**Task**. Report only the number of lines in this material that include "color".

**Records for this exercise**.
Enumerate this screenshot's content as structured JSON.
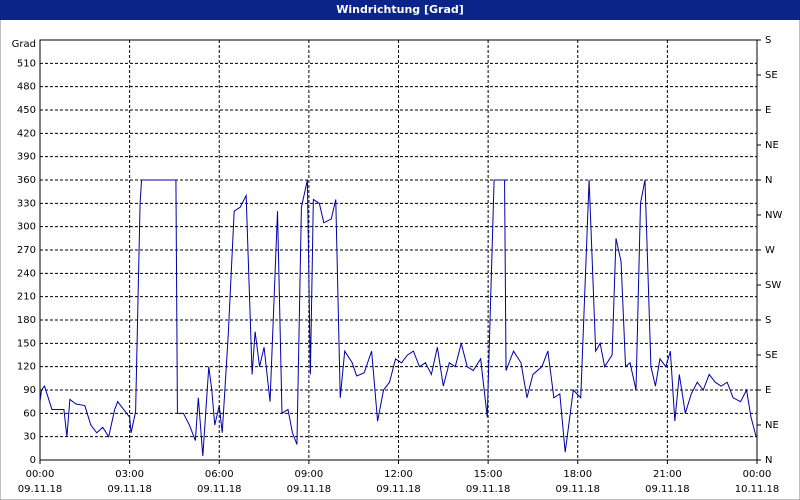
{
  "chart_data": {
    "type": "line",
    "title": "Windrichtung [Grad]",
    "y_label": "Grad",
    "x": [
      0,
      0.05,
      0.15,
      0.4,
      0.8,
      0.9,
      1.0,
      1.2,
      1.5,
      1.7,
      1.9,
      2.1,
      2.3,
      2.5,
      2.6,
      2.8,
      3.0,
      3.05,
      3.2,
      3.35,
      3.4,
      4.55,
      4.6,
      4.8,
      5.0,
      5.2,
      5.3,
      5.45,
      5.65,
      5.75,
      5.85,
      6.0,
      6.1,
      6.3,
      6.5,
      6.7,
      6.9,
      7.1,
      7.2,
      7.35,
      7.5,
      7.7,
      7.95,
      8.1,
      8.3,
      8.45,
      8.6,
      8.75,
      8.95,
      9.05,
      9.15,
      9.35,
      9.5,
      9.75,
      9.9,
      10.05,
      10.2,
      10.45,
      10.6,
      10.85,
      11.1,
      11.3,
      11.5,
      11.7,
      11.9,
      12.1,
      12.3,
      12.5,
      12.7,
      12.9,
      13.1,
      13.3,
      13.5,
      13.7,
      13.9,
      14.1,
      14.3,
      14.5,
      14.75,
      14.97,
      15.2,
      15.55,
      15.6,
      15.85,
      16.1,
      16.3,
      16.5,
      16.8,
      17.0,
      17.2,
      17.4,
      17.58,
      17.85,
      18.1,
      18.38,
      18.6,
      18.75,
      18.9,
      19.15,
      19.28,
      19.45,
      19.6,
      19.75,
      19.95,
      20.1,
      20.25,
      20.45,
      20.6,
      20.75,
      20.95,
      21.1,
      21.25,
      21.4,
      21.6,
      21.8,
      22.0,
      22.2,
      22.4,
      22.6,
      22.8,
      23.0,
      23.2,
      23.45,
      23.65,
      23.8,
      23.97
    ],
    "series": [
      {
        "name": "Windrichtung",
        "color": "#0000a8",
        "values": [
          75,
          90,
          95,
          65,
          65,
          30,
          78,
          72,
          70,
          45,
          35,
          42,
          30,
          65,
          75,
          65,
          55,
          35,
          62,
          330,
          360,
          360,
          60,
          60,
          45,
          25,
          80,
          5,
          120,
          90,
          45,
          70,
          35,
          160,
          320,
          325,
          340,
          110,
          165,
          120,
          145,
          75,
          320,
          60,
          65,
          35,
          20,
          325,
          360,
          110,
          335,
          330,
          305,
          310,
          335,
          80,
          140,
          125,
          108,
          112,
          140,
          50,
          90,
          100,
          130,
          125,
          135,
          140,
          120,
          125,
          110,
          145,
          95,
          125,
          120,
          150,
          120,
          115,
          130,
          55,
          360,
          360,
          115,
          140,
          125,
          80,
          110,
          120,
          140,
          80,
          85,
          10,
          90,
          80,
          360,
          140,
          150,
          120,
          135,
          285,
          255,
          120,
          125,
          90,
          330,
          360,
          120,
          95,
          130,
          120,
          140,
          50,
          110,
          60,
          85,
          100,
          90,
          110,
          100,
          95,
          100,
          80,
          75,
          90,
          55,
          30
        ]
      }
    ],
    "xlim": [
      0,
      24
    ],
    "xticks": [
      {
        "value": 0,
        "label": "00:00"
      },
      {
        "value": 3,
        "label": "03:00"
      },
      {
        "value": 6,
        "label": "06:00"
      },
      {
        "value": 9,
        "label": "09:00"
      },
      {
        "value": 12,
        "label": "12:00"
      },
      {
        "value": 15,
        "label": "15:00"
      },
      {
        "value": 18,
        "label": "18:00"
      },
      {
        "value": 21,
        "label": "21:00"
      },
      {
        "value": 24,
        "label": "00:00"
      }
    ],
    "xtick_dates": [
      "09.11.18",
      "09.11.18",
      "09.11.18",
      "09.11.18",
      "09.11.18",
      "09.11.18",
      "09.11.18",
      "09.11.18",
      "10.11.18"
    ],
    "ylim": [
      0,
      540
    ],
    "yticks": [
      0,
      30,
      60,
      90,
      120,
      150,
      180,
      210,
      240,
      270,
      300,
      330,
      360,
      390,
      420,
      450,
      480,
      510
    ],
    "y2lim": [
      0,
      540
    ],
    "y2ticks": [
      {
        "value": 0,
        "label": "N"
      },
      {
        "value": 45,
        "label": "NE"
      },
      {
        "value": 90,
        "label": "E"
      },
      {
        "value": 135,
        "label": "SE"
      },
      {
        "value": 180,
        "label": "S"
      },
      {
        "value": 225,
        "label": "SW"
      },
      {
        "value": 270,
        "label": "W"
      },
      {
        "value": 315,
        "label": "NW"
      },
      {
        "value": 360,
        "label": "N"
      },
      {
        "value": 405,
        "label": "NE"
      },
      {
        "value": 450,
        "label": "E"
      },
      {
        "value": 495,
        "label": "SE"
      },
      {
        "value": 540,
        "label": "S"
      }
    ],
    "grid": true
  }
}
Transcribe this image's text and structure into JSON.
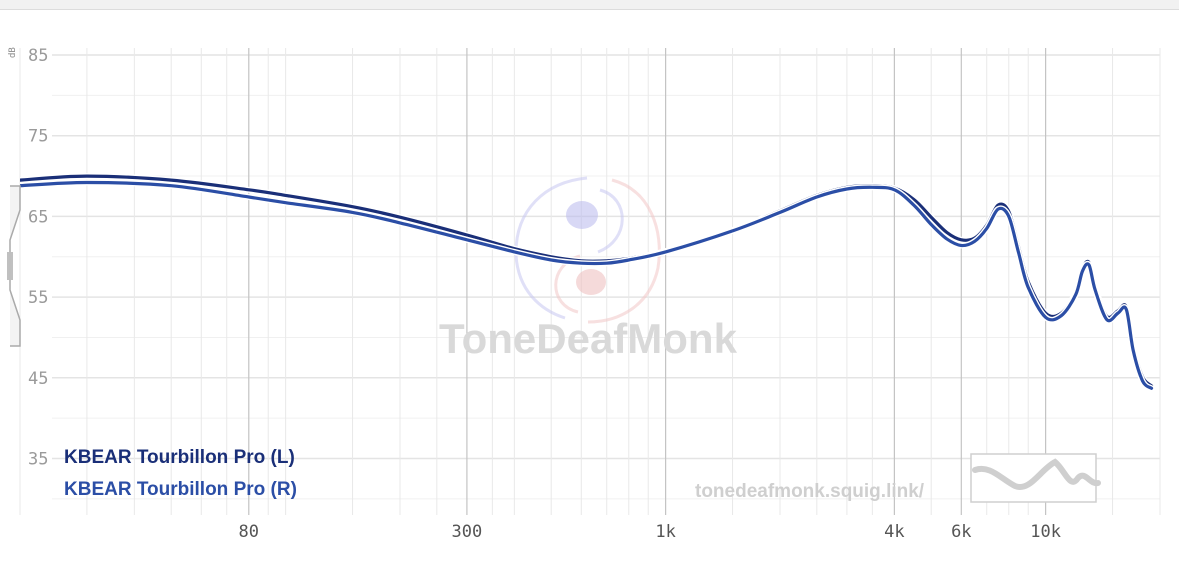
{
  "chart_data": {
    "type": "line",
    "title": "",
    "ylabel": "dB",
    "xlabel": "",
    "x_scale": "log",
    "xlim": [
      20,
      20000
    ],
    "ylim": [
      30,
      85
    ],
    "grid": true,
    "legend_position": "bottom-left",
    "y_ticks": [
      85,
      75,
      65,
      55,
      45,
      35
    ],
    "x_ticks": [
      {
        "value": 80,
        "label": "80"
      },
      {
        "value": 300,
        "label": "300"
      },
      {
        "value": 1000,
        "label": "1k"
      },
      {
        "value": 4000,
        "label": "4k"
      },
      {
        "value": 6000,
        "label": "6k"
      },
      {
        "value": 10000,
        "label": "10k"
      }
    ],
    "series": [
      {
        "name": "KBEAR Tourbillon Pro (L)",
        "color": "#1a2f78",
        "points": [
          [
            20,
            69.5
          ],
          [
            30,
            70.0
          ],
          [
            50,
            69.5
          ],
          [
            80,
            68.3
          ],
          [
            100,
            67.6
          ],
          [
            150,
            66.2
          ],
          [
            200,
            64.9
          ],
          [
            300,
            62.7
          ],
          [
            400,
            61.0
          ],
          [
            500,
            60.0
          ],
          [
            600,
            59.5
          ],
          [
            700,
            59.5
          ],
          [
            800,
            59.8
          ],
          [
            1000,
            60.7
          ],
          [
            1500,
            63.3
          ],
          [
            2000,
            65.7
          ],
          [
            2500,
            67.6
          ],
          [
            3000,
            68.6
          ],
          [
            3500,
            68.8
          ],
          [
            4000,
            68.5
          ],
          [
            4500,
            67.1
          ],
          [
            5000,
            64.9
          ],
          [
            5500,
            63.0
          ],
          [
            6000,
            62.1
          ],
          [
            6500,
            62.3
          ],
          [
            7000,
            63.9
          ],
          [
            7500,
            66.4
          ],
          [
            8000,
            65.6
          ],
          [
            8500,
            61.1
          ],
          [
            9000,
            56.9
          ],
          [
            10000,
            53.0
          ],
          [
            11000,
            53.0
          ],
          [
            12000,
            55.6
          ],
          [
            12500,
            58.5
          ],
          [
            13000,
            59.3
          ],
          [
            13500,
            56.2
          ],
          [
            14500,
            52.6
          ],
          [
            15500,
            53.3
          ],
          [
            16300,
            53.8
          ],
          [
            17000,
            48.9
          ],
          [
            18000,
            45.1
          ],
          [
            19000,
            44.0
          ]
        ]
      },
      {
        "name": "KBEAR Tourbillon Pro (R)",
        "color": "#2b4ea6",
        "points": [
          [
            20,
            68.8
          ],
          [
            30,
            69.2
          ],
          [
            50,
            68.8
          ],
          [
            80,
            67.4
          ],
          [
            100,
            66.7
          ],
          [
            150,
            65.5
          ],
          [
            200,
            64.2
          ],
          [
            300,
            62.1
          ],
          [
            400,
            60.6
          ],
          [
            500,
            59.6
          ],
          [
            600,
            59.2
          ],
          [
            700,
            59.2
          ],
          [
            800,
            59.6
          ],
          [
            1000,
            60.6
          ],
          [
            1500,
            63.2
          ],
          [
            2000,
            65.5
          ],
          [
            2500,
            67.4
          ],
          [
            3000,
            68.4
          ],
          [
            3500,
            68.6
          ],
          [
            4000,
            68.3
          ],
          [
            4500,
            66.4
          ],
          [
            5000,
            64.0
          ],
          [
            5500,
            62.2
          ],
          [
            6000,
            61.4
          ],
          [
            6500,
            61.9
          ],
          [
            7000,
            63.5
          ],
          [
            7500,
            65.9
          ],
          [
            8000,
            65.0
          ],
          [
            8500,
            60.4
          ],
          [
            9000,
            56.2
          ],
          [
            10000,
            52.5
          ],
          [
            11000,
            52.7
          ],
          [
            12000,
            55.3
          ],
          [
            12500,
            58.2
          ],
          [
            13000,
            59.0
          ],
          [
            13500,
            55.9
          ],
          [
            14500,
            52.2
          ],
          [
            15500,
            53.0
          ],
          [
            16300,
            53.5
          ],
          [
            17000,
            48.4
          ],
          [
            18000,
            44.6
          ],
          [
            19000,
            43.7
          ]
        ]
      }
    ]
  },
  "watermark": {
    "brand_text": "ToneDeafMonk",
    "url_text": "tonedeafmonk.squig.link/"
  },
  "icons": {
    "zoom_handle": "zoom-handle-icon",
    "preview": "graph-preview-thumbnail"
  }
}
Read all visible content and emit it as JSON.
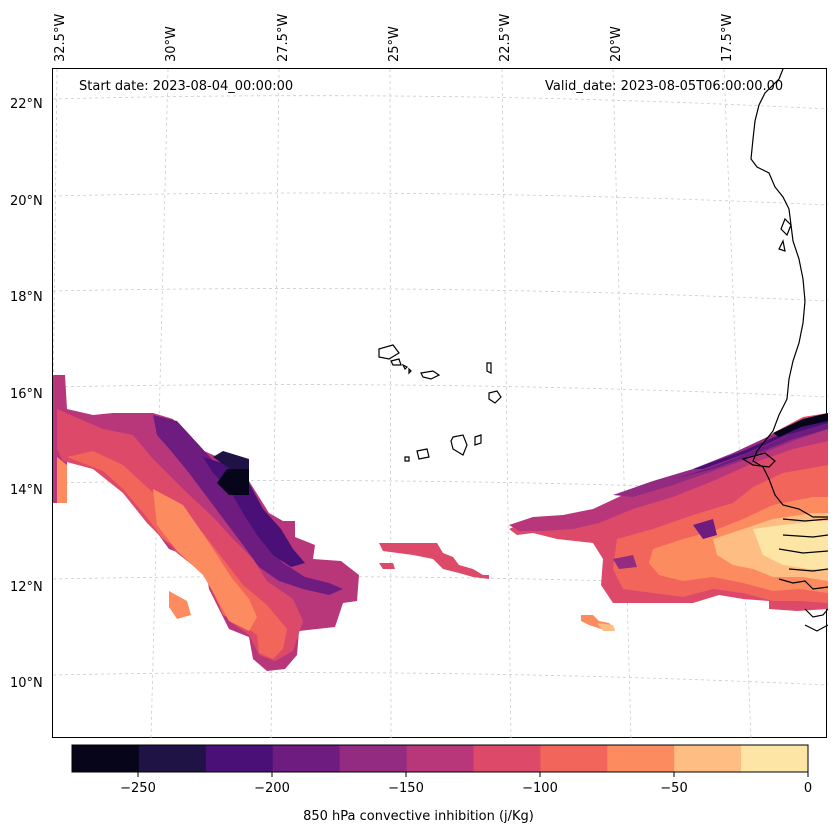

**Worked answer**. 3